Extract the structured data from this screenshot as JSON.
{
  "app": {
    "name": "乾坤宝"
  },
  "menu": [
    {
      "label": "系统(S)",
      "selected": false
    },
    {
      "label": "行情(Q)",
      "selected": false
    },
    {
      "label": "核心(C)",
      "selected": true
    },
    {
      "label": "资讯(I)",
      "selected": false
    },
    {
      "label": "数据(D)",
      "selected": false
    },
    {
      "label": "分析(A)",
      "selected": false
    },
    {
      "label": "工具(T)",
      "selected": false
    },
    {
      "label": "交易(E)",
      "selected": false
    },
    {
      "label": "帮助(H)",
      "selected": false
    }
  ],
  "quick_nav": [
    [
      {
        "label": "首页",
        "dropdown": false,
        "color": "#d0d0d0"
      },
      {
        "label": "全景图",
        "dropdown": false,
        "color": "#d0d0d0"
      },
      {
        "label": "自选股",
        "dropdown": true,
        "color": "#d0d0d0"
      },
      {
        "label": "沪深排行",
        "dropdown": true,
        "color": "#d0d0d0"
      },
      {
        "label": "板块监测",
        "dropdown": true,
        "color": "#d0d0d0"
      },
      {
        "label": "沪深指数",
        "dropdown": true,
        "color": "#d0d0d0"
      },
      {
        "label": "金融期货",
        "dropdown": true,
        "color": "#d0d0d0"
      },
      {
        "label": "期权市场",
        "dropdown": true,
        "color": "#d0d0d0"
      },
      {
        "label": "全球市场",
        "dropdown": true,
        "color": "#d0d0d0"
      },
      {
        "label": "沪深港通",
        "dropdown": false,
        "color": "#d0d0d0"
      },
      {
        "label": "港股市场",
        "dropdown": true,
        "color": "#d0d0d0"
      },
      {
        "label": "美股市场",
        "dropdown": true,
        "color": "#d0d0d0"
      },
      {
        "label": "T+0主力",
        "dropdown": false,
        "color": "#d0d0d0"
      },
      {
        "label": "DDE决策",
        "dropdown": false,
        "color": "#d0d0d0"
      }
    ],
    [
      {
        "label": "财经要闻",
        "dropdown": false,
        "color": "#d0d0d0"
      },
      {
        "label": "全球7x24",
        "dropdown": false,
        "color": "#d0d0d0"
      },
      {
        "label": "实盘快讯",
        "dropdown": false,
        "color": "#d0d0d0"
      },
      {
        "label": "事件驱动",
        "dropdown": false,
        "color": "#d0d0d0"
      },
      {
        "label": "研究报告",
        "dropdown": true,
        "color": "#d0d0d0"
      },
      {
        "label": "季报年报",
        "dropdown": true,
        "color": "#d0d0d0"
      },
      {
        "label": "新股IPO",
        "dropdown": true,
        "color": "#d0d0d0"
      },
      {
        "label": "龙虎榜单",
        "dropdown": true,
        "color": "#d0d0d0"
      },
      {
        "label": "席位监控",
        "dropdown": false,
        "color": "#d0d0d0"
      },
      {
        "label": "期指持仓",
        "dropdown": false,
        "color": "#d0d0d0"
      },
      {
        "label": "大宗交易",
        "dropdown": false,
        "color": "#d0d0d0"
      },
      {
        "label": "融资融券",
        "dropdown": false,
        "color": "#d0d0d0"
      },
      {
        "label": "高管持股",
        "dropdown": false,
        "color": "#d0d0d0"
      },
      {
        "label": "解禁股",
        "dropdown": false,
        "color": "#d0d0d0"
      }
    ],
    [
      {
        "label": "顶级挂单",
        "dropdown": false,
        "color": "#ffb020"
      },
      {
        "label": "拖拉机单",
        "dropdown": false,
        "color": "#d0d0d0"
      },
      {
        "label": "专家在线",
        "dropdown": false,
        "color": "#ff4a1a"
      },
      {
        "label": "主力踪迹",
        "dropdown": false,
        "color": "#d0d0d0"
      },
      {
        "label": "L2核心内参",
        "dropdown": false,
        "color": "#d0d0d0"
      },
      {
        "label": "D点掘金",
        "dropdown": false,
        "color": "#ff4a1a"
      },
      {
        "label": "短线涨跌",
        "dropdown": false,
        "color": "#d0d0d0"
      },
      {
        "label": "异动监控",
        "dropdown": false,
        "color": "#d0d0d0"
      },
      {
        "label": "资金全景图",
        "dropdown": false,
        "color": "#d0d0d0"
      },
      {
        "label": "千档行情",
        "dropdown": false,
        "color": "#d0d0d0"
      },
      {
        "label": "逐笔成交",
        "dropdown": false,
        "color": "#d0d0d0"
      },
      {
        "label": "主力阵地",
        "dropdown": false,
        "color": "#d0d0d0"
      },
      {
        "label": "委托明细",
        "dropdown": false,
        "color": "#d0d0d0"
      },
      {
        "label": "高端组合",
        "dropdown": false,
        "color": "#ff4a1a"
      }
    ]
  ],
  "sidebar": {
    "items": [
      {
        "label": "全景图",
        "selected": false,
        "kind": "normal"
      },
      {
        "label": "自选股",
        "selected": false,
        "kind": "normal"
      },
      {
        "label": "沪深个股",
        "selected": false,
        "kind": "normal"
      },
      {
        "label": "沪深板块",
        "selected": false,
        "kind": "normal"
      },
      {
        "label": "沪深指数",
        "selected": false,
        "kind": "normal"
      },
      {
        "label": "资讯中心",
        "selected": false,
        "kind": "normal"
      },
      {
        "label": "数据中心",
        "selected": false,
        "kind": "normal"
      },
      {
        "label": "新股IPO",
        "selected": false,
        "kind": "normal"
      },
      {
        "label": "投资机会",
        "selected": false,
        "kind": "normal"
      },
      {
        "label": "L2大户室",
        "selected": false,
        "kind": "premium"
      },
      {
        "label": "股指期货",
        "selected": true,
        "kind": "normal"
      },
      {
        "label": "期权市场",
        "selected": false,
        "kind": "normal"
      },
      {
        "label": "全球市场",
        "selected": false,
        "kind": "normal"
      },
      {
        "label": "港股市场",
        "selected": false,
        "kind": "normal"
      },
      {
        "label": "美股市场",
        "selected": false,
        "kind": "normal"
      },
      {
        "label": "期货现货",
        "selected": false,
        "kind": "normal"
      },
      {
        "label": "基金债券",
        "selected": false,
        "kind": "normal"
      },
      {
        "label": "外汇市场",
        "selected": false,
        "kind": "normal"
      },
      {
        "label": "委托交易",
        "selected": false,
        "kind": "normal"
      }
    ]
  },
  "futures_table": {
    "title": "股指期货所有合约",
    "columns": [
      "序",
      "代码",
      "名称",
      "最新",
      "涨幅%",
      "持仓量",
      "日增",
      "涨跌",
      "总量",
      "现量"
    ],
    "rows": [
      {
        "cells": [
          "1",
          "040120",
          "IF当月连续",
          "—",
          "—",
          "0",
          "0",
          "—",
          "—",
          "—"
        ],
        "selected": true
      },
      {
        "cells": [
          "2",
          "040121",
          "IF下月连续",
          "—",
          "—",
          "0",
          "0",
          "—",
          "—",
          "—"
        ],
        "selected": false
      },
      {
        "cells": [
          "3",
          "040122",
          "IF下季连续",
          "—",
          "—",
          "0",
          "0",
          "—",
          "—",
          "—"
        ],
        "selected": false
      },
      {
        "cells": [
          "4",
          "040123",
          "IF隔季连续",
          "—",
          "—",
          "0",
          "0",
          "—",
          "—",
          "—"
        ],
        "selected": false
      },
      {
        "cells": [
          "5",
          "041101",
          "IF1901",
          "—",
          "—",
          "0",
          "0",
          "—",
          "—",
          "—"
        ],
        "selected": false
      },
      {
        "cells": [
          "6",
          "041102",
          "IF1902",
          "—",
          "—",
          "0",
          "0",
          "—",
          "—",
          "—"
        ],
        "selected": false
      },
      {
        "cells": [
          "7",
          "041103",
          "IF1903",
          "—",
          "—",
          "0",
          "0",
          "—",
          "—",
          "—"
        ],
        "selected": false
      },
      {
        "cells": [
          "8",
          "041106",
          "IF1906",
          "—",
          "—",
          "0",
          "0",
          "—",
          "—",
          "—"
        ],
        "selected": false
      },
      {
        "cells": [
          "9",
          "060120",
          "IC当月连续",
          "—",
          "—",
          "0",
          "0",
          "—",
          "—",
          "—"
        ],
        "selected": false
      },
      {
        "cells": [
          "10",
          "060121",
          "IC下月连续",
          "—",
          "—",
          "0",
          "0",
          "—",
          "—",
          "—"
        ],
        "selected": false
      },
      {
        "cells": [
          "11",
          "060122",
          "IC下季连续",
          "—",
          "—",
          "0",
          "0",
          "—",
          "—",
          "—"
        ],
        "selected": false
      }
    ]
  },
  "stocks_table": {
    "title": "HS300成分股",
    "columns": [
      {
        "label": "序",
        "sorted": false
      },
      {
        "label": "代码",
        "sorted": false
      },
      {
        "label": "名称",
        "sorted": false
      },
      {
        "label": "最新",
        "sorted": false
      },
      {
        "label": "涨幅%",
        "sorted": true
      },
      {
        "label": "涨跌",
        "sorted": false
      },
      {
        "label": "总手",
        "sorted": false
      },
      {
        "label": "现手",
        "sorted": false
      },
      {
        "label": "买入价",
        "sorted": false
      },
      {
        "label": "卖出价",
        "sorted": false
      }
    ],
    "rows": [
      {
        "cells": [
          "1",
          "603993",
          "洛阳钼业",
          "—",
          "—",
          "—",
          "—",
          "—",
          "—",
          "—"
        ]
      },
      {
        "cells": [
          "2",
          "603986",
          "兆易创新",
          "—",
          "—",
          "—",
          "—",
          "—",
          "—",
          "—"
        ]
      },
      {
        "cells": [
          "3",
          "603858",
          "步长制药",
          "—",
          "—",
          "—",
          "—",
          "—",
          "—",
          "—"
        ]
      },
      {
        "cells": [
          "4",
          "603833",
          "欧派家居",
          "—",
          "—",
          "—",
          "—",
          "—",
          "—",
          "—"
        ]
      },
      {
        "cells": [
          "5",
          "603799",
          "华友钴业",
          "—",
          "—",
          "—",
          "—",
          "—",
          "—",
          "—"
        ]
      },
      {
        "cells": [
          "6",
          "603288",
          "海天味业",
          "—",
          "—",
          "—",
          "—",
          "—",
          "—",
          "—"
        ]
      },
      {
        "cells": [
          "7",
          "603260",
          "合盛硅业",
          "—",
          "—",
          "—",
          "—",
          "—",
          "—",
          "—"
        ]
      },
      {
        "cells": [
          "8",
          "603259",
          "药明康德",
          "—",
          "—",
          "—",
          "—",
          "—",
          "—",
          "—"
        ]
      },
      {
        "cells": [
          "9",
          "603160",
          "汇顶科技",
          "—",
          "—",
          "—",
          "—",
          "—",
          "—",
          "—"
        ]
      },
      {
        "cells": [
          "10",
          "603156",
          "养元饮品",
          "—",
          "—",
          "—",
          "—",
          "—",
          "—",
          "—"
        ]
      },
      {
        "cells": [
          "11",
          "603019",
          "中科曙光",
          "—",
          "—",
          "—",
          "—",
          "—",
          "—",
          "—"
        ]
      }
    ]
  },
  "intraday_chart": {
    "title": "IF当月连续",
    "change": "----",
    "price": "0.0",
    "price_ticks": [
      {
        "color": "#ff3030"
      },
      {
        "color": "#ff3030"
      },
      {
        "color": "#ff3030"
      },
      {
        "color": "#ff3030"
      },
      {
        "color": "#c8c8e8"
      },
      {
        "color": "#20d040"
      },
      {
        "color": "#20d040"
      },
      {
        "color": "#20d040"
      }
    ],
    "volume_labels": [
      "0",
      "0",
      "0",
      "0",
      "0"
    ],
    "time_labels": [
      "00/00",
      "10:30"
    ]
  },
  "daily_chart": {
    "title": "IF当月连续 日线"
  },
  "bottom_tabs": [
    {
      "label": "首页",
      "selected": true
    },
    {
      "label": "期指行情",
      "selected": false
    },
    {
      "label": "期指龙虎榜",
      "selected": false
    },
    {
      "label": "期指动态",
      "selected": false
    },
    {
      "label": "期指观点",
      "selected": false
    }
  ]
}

^^^^^^^^

State how many lines of the listing include "IF当月连续", and nothing more.

Solution to this exercise = 3